## Provided information
[BEGIN]
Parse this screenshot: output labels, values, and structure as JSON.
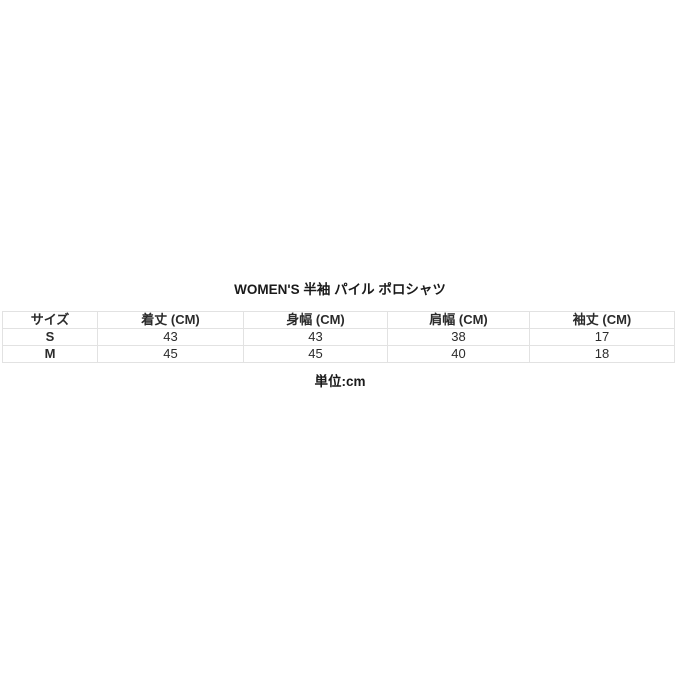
[END]
[BEGIN]
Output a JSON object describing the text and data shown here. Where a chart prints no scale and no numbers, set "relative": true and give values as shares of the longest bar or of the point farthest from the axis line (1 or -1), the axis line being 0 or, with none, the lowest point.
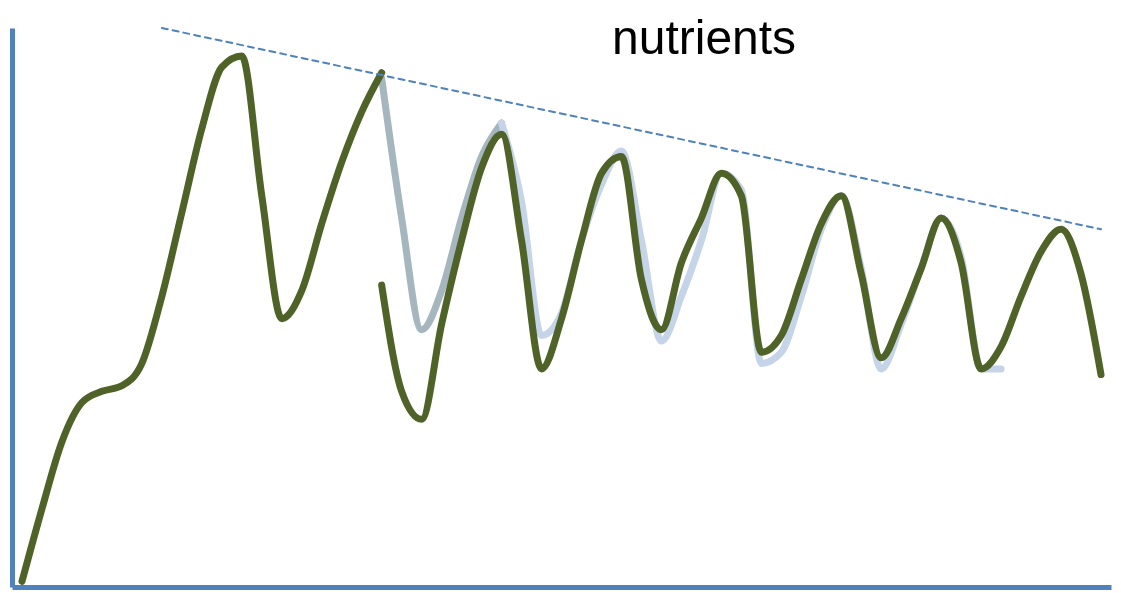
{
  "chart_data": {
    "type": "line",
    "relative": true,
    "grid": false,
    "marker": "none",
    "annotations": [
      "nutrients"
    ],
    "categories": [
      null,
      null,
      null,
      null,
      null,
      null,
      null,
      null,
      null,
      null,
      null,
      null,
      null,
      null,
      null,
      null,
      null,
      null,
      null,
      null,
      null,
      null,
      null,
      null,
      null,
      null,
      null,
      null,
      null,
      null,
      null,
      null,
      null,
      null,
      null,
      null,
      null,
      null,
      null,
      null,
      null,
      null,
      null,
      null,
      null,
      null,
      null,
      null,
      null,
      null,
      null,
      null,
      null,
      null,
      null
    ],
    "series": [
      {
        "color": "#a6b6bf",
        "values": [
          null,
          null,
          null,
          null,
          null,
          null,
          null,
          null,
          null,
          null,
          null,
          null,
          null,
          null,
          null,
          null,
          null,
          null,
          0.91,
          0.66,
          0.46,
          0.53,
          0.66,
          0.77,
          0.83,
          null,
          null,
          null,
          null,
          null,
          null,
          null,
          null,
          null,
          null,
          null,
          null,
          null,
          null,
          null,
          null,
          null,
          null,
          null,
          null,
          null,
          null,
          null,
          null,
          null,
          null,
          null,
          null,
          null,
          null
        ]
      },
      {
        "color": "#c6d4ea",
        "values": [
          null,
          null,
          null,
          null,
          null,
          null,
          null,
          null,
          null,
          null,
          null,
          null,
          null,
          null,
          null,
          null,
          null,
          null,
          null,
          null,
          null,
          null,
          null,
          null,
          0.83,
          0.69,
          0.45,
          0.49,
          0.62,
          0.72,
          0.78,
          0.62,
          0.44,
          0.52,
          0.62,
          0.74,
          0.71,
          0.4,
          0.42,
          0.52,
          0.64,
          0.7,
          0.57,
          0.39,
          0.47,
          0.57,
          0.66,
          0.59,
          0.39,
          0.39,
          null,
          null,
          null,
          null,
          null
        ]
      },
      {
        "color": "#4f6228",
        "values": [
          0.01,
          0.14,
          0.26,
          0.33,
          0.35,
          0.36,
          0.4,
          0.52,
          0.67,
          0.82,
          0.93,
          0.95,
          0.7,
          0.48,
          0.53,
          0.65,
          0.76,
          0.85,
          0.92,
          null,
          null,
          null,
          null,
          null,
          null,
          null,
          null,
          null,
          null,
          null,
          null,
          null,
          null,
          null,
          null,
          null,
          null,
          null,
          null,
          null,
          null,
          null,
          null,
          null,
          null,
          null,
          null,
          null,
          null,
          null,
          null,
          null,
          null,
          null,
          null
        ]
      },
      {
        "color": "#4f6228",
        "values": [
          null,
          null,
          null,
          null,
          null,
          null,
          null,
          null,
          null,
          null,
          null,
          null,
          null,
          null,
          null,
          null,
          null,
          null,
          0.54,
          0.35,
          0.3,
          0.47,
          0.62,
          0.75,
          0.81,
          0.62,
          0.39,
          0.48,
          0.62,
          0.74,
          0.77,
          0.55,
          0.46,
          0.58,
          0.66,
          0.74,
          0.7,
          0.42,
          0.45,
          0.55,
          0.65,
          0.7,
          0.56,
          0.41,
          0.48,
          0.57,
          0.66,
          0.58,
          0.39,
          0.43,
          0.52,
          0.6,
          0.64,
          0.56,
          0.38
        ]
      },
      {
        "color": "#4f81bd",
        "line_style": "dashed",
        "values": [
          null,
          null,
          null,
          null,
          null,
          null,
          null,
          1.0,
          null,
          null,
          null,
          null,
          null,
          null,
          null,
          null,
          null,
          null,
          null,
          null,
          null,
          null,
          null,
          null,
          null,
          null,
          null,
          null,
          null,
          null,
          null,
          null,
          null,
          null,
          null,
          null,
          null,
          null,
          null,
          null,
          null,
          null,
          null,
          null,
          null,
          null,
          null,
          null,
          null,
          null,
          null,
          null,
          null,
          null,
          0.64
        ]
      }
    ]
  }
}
[END]
[BEGIN]
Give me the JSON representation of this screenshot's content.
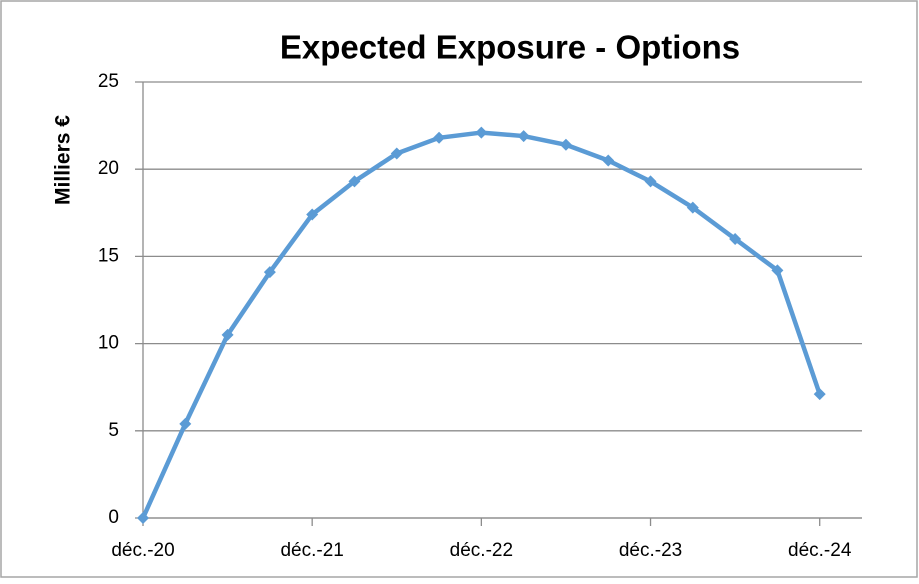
[END]
## Written task
Locate all lines in the listing above with the word "screenshot". Copy them.

## Task response
Parse this screenshot: output labels, values, and structure as JSON.
Give me the JSON representation of this screenshot's content.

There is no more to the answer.